PROBLEM TO SOLVE:
Transcribe all the entries word for word, skipping the pictures.

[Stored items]
--------------------

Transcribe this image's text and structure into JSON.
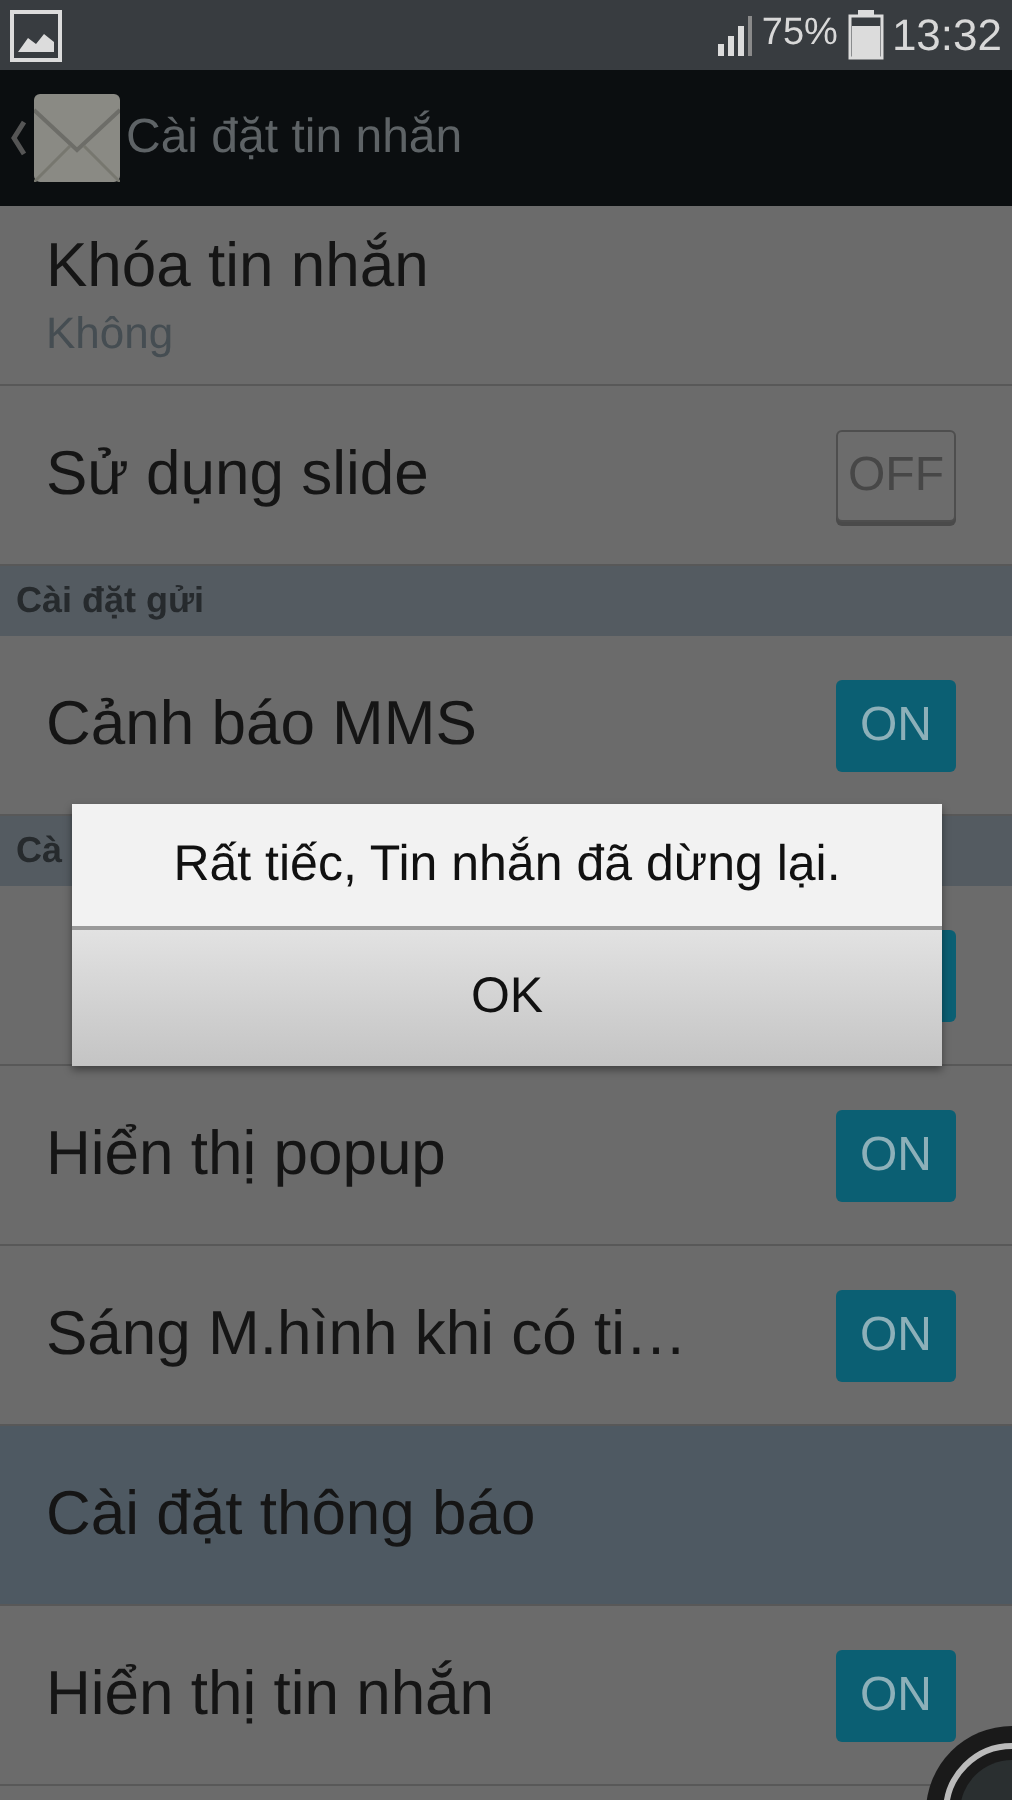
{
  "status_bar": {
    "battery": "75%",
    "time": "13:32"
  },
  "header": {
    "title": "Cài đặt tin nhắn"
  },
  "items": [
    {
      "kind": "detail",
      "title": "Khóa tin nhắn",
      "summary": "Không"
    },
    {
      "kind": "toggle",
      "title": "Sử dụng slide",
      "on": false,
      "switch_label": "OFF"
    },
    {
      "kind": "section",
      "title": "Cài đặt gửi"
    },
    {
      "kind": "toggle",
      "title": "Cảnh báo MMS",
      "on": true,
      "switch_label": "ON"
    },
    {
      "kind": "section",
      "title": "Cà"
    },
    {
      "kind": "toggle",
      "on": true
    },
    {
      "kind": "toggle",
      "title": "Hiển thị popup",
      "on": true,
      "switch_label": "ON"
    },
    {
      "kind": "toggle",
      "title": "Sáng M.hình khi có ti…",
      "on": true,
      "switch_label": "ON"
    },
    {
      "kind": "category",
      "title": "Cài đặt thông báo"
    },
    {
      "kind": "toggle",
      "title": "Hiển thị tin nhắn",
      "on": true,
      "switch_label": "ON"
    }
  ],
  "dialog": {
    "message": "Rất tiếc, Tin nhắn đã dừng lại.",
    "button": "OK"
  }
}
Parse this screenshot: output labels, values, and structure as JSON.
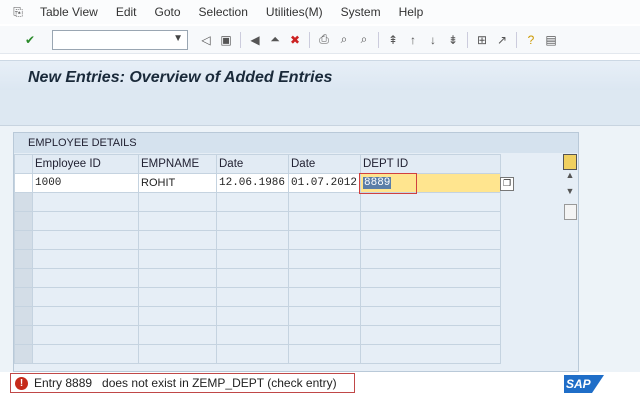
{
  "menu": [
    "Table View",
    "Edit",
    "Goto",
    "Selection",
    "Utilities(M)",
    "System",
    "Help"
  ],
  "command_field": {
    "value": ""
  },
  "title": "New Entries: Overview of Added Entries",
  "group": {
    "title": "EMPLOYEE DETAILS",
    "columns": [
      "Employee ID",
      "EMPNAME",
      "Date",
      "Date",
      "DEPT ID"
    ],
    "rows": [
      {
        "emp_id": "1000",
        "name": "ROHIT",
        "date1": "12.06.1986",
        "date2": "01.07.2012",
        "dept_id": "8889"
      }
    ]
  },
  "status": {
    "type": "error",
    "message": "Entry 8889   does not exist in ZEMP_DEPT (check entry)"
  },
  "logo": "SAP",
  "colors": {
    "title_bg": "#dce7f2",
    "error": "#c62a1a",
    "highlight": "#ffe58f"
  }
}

--------------------

IN RESPONSE:
Transcribe this image's text and structure into JSON.
{
  "status_bar": {
    "battery": "75%",
    "time": "13:32"
  },
  "header": {
    "title": "Cài đặt tin nhắn"
  },
  "items": [
    {
      "kind": "detail",
      "title": "Khóa tin nhắn",
      "summary": "Không"
    },
    {
      "kind": "toggle",
      "title": "Sử dụng slide",
      "on": false,
      "switch_label": "OFF"
    },
    {
      "kind": "section",
      "title": "Cài đặt gửi"
    },
    {
      "kind": "toggle",
      "title": "Cảnh báo MMS",
      "on": true,
      "switch_label": "ON"
    },
    {
      "kind": "section",
      "title": "Cà"
    },
    {
      "kind": "toggle",
      "on": true
    },
    {
      "kind": "toggle",
      "title": "Hiển thị popup",
      "on": true,
      "switch_label": "ON"
    },
    {
      "kind": "toggle",
      "title": "Sáng M.hình khi có ti…",
      "on": true,
      "switch_label": "ON"
    },
    {
      "kind": "category",
      "title": "Cài đặt thông báo"
    },
    {
      "kind": "toggle",
      "title": "Hiển thị tin nhắn",
      "on": true,
      "switch_label": "ON"
    }
  ],
  "dialog": {
    "message": "Rất tiếc, Tin nhắn đã dừng lại.",
    "button": "OK"
  }
}
Parse this screenshot: output labels, values, and structure as JSON.
{
  "menu": [
    "Table View",
    "Edit",
    "Goto",
    "Selection",
    "Utilities(M)",
    "System",
    "Help"
  ],
  "command_field": {
    "value": ""
  },
  "title": "New Entries: Overview of Added Entries",
  "group": {
    "title": "EMPLOYEE DETAILS",
    "columns": [
      "Employee ID",
      "EMPNAME",
      "Date",
      "Date",
      "DEPT ID"
    ],
    "rows": [
      {
        "emp_id": "1000",
        "name": "ROHIT",
        "date1": "12.06.1986",
        "date2": "01.07.2012",
        "dept_id": "8889"
      }
    ]
  },
  "status": {
    "type": "error",
    "message": "Entry 8889   does not exist in ZEMP_DEPT (check entry)"
  },
  "logo": "SAP",
  "colors": {
    "title_bg": "#dce7f2",
    "error": "#c62a1a",
    "highlight": "#ffe58f"
  }
}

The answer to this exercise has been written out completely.